§ **TASK DIRECTIONS**: An exact copy of every record is needed.

§ **RECORDS SHOWN**:

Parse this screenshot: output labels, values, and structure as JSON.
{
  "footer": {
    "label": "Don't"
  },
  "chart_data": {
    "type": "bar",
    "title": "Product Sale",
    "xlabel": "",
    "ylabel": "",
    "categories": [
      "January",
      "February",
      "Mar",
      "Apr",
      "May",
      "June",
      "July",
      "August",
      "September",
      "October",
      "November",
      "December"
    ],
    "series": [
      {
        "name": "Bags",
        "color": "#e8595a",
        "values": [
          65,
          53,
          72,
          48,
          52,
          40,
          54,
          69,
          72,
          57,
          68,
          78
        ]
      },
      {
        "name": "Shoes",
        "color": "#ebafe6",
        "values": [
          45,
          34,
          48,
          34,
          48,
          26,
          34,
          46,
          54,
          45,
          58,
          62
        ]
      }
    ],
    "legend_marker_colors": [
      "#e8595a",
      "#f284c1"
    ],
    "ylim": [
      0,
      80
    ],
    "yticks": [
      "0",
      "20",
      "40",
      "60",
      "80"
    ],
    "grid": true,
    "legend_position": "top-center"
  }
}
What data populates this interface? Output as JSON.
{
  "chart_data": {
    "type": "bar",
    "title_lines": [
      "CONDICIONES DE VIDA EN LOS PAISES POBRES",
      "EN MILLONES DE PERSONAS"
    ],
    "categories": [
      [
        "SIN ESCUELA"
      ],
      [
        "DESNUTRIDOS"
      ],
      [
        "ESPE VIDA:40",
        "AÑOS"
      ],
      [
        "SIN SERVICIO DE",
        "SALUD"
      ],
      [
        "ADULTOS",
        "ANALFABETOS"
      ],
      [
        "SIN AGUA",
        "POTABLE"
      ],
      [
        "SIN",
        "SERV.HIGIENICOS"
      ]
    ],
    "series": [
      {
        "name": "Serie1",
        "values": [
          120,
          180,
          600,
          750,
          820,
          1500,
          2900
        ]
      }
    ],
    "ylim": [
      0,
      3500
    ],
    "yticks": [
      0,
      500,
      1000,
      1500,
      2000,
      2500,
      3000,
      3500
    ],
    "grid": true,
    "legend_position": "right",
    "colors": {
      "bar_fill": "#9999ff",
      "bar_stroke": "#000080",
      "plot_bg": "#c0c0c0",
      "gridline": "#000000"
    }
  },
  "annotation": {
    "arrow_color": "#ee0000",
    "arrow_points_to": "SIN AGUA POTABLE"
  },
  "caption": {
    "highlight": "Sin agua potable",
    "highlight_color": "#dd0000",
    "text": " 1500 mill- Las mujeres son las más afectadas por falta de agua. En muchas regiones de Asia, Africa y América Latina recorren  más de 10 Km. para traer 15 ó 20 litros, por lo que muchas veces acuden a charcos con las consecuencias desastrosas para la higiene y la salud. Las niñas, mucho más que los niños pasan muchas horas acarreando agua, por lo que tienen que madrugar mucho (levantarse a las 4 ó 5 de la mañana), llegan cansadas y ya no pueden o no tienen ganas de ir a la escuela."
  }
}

§ **SOLUTION TO THIS EXERCISE**:
Parse this screenshot: output labels, values, and structure as JSON.
{
  "footer": {
    "label": "Don't"
  },
  "chart_data": {
    "type": "bar",
    "title": "Product Sale",
    "xlabel": "",
    "ylabel": "",
    "categories": [
      "January",
      "February",
      "Mar",
      "Apr",
      "May",
      "June",
      "July",
      "August",
      "September",
      "October",
      "November",
      "December"
    ],
    "series": [
      {
        "name": "Bags",
        "color": "#e8595a",
        "values": [
          65,
          53,
          72,
          48,
          52,
          40,
          54,
          69,
          72,
          57,
          68,
          78
        ]
      },
      {
        "name": "Shoes",
        "color": "#ebafe6",
        "values": [
          45,
          34,
          48,
          34,
          48,
          26,
          34,
          46,
          54,
          45,
          58,
          62
        ]
      }
    ],
    "legend_marker_colors": [
      "#e8595a",
      "#f284c1"
    ],
    "ylim": [
      0,
      80
    ],
    "yticks": [
      "0",
      "20",
      "40",
      "60",
      "80"
    ],
    "grid": true,
    "legend_position": "top-center"
  }
}
What data populates this interface? Output as JSON.
{
  "chart_data": {
    "type": "bar",
    "title_lines": [
      "CONDICIONES DE VIDA EN LOS PAISES POBRES",
      "EN MILLONES DE PERSONAS"
    ],
    "categories": [
      [
        "SIN ESCUELA"
      ],
      [
        "DESNUTRIDOS"
      ],
      [
        "ESPE VIDA:40",
        "AÑOS"
      ],
      [
        "SIN SERVICIO DE",
        "SALUD"
      ],
      [
        "ADULTOS",
        "ANALFABETOS"
      ],
      [
        "SIN AGUA",
        "POTABLE"
      ],
      [
        "SIN",
        "SERV.HIGIENICOS"
      ]
    ],
    "series": [
      {
        "name": "Serie1",
        "values": [
          120,
          180,
          600,
          750,
          820,
          1500,
          2900
        ]
      }
    ],
    "ylim": [
      0,
      3500
    ],
    "yticks": [
      0,
      500,
      1000,
      1500,
      2000,
      2500,
      3000,
      3500
    ],
    "grid": true,
    "legend_position": "right",
    "colors": {
      "bar_fill": "#9999ff",
      "bar_stroke": "#000080",
      "plot_bg": "#c0c0c0",
      "gridline": "#000000"
    }
  },
  "annotation": {
    "arrow_color": "#ee0000",
    "arrow_points_to": "SIN AGUA POTABLE"
  },
  "caption": {
    "highlight": "Sin agua potable",
    "highlight_color": "#dd0000",
    "text": " 1500 mill- Las mujeres son las más afectadas por falta de agua. En muchas regiones de Asia, Africa y América Latina recorren  más de 10 Km. para traer 15 ó 20 litros, por lo que muchas veces acuden a charcos con las consecuencias desastrosas para la higiene y la salud. Las niñas, mucho más que los niños pasan muchas horas acarreando agua, por lo que tienen que madrugar mucho (levantarse a las 4 ó 5 de la mañana), llegan cansadas y ya no pueden o no tienen ganas de ir a la escuela."
  }
}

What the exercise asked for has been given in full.